Extracted data entries:

● ● ●

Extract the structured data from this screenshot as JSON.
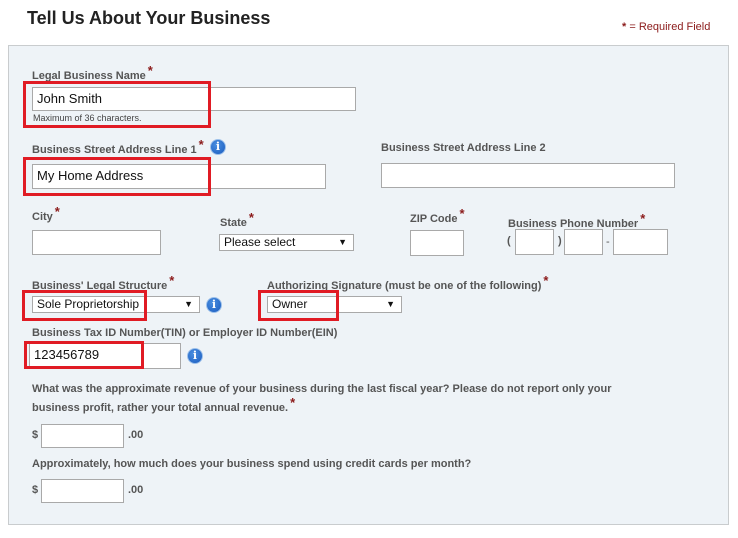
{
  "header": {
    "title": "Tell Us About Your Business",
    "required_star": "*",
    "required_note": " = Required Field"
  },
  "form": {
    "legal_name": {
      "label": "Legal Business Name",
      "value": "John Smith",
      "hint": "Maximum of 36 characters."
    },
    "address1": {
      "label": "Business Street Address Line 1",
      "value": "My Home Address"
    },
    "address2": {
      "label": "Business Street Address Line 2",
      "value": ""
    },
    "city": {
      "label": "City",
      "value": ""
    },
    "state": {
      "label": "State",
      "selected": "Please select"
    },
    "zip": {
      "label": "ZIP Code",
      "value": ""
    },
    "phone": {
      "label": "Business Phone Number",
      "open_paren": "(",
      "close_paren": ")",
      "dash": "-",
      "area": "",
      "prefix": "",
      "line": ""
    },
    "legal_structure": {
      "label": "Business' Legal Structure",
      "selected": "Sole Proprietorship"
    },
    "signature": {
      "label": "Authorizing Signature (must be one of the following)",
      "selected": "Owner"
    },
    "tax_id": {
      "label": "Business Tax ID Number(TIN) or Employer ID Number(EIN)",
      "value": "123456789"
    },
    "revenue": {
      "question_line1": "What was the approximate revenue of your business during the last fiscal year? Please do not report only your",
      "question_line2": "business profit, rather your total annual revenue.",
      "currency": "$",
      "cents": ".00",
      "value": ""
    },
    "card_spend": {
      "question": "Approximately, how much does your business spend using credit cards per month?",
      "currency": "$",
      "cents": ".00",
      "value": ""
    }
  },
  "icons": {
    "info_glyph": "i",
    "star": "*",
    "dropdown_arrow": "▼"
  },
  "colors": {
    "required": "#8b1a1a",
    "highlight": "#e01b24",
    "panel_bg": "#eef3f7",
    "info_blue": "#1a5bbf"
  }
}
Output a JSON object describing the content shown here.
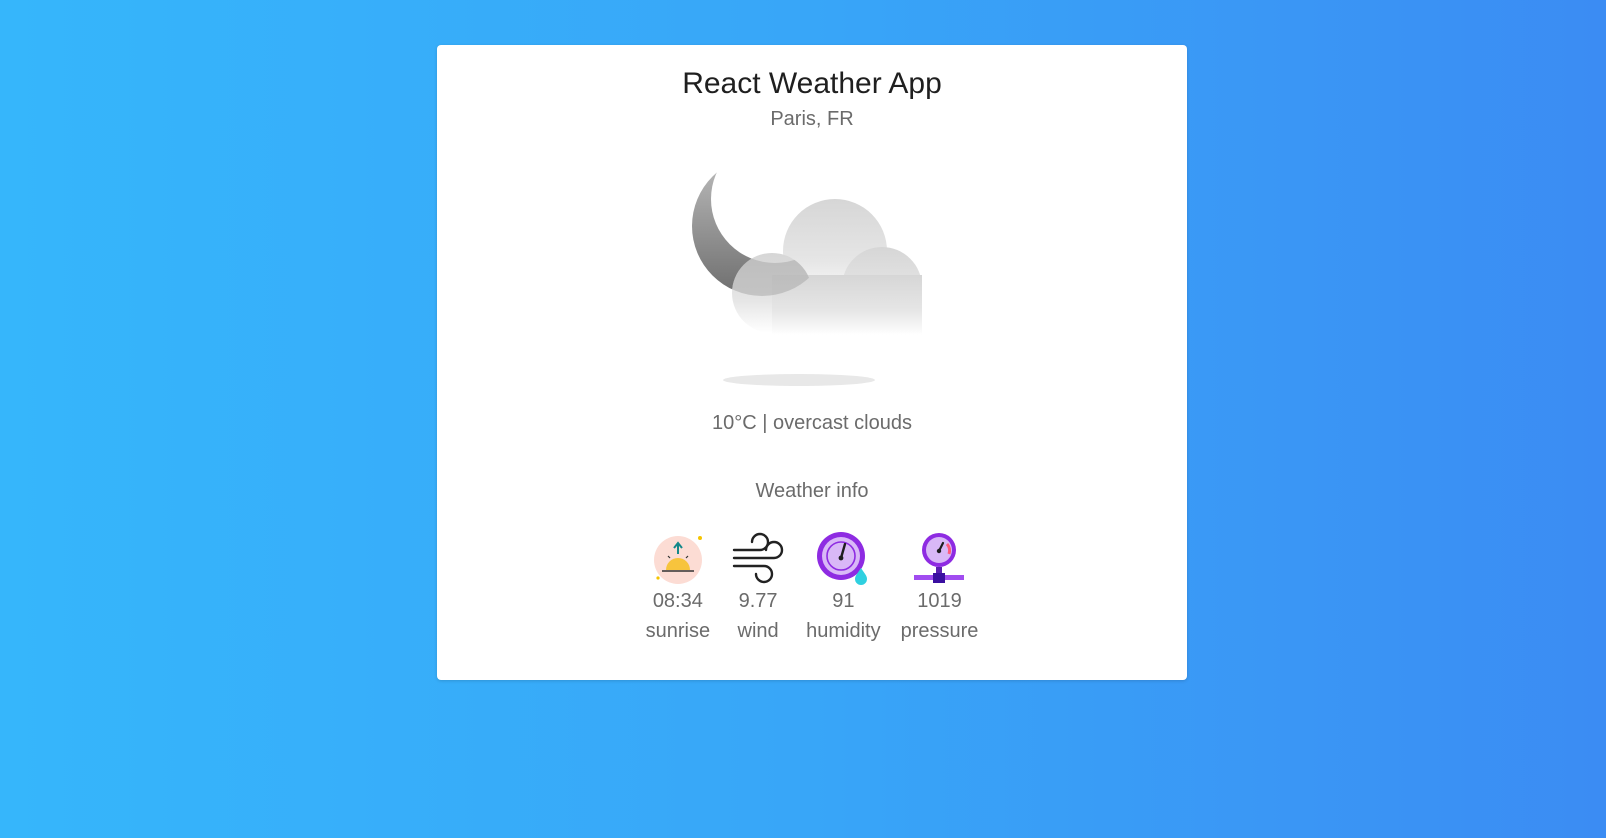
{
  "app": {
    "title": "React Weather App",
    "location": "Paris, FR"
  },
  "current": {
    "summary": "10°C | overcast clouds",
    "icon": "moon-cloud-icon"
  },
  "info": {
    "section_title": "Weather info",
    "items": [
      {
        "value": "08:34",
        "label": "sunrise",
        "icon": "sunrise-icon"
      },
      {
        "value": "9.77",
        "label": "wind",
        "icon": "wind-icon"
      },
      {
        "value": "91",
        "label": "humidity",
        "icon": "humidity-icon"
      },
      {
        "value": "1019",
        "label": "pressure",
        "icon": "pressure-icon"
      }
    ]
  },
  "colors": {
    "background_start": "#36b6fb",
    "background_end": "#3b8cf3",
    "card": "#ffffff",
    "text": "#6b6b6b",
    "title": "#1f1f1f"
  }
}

● ● ●

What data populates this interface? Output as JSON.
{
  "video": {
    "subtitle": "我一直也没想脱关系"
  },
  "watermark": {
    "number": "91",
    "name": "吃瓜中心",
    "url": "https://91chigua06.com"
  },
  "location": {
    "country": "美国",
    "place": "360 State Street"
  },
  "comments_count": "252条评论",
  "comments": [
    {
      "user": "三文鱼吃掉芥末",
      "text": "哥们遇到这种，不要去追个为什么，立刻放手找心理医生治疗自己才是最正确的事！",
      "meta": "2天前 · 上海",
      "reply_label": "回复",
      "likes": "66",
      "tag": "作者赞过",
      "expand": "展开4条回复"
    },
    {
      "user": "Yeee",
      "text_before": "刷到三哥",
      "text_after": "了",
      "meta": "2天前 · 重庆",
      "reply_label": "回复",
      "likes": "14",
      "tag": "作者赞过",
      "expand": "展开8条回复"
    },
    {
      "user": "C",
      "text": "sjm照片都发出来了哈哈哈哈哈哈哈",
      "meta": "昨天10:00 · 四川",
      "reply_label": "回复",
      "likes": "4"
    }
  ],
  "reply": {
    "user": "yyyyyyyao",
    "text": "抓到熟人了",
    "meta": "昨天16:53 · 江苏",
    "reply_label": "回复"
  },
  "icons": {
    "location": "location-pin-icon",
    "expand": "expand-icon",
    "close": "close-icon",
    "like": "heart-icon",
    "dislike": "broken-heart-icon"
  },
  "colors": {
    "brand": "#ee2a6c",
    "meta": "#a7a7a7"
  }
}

● ● ●

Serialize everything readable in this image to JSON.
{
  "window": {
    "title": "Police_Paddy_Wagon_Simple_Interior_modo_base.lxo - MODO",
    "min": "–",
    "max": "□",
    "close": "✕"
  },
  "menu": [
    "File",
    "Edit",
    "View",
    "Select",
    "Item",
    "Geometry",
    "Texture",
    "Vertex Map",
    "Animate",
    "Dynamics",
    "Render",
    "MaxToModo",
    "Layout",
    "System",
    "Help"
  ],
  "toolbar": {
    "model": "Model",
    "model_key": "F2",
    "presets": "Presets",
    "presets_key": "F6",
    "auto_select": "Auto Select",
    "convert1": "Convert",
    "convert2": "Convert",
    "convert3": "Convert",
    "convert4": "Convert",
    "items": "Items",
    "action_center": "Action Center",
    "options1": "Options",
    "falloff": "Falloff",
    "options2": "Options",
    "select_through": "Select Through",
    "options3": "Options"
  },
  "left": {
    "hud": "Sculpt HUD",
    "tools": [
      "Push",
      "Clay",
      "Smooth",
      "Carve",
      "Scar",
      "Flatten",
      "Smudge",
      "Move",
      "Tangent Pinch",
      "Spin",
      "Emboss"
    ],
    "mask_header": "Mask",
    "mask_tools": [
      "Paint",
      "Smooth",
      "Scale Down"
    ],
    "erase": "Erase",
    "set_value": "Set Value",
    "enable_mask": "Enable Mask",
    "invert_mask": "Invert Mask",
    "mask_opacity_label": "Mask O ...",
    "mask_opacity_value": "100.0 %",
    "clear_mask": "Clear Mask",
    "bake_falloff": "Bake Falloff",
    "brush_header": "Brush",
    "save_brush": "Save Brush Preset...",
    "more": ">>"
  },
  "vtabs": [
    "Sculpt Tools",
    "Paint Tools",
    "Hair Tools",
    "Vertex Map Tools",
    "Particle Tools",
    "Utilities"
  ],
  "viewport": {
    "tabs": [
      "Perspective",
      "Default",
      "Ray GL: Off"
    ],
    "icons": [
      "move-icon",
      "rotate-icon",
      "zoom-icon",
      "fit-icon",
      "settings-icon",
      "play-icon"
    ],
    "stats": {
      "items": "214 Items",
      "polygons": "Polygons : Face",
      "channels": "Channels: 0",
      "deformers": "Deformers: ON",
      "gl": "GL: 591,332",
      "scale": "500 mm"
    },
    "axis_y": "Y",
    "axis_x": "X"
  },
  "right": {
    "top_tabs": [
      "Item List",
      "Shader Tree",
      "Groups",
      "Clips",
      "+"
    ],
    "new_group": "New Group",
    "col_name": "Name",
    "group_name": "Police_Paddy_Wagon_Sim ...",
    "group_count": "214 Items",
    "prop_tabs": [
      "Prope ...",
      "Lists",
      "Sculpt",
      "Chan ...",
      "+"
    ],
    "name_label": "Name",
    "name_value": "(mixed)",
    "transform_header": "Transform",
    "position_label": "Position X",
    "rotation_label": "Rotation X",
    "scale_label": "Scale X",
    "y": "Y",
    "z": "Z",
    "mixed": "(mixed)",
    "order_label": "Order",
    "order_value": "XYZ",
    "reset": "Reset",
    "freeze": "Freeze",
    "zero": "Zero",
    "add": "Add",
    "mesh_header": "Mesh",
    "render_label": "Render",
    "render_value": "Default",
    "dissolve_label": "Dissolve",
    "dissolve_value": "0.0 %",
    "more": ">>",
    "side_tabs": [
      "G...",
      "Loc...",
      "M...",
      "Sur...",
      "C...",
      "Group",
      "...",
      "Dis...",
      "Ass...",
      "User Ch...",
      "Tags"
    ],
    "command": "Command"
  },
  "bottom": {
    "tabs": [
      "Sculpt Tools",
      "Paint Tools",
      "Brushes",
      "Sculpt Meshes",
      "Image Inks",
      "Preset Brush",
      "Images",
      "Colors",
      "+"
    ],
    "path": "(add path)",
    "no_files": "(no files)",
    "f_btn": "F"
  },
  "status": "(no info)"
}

● ● ●

TO BE DONE:
Determine how many lines of the listing hold the word "revenue" and reply with that figure alone.

COMPLETED EXERCISE:
3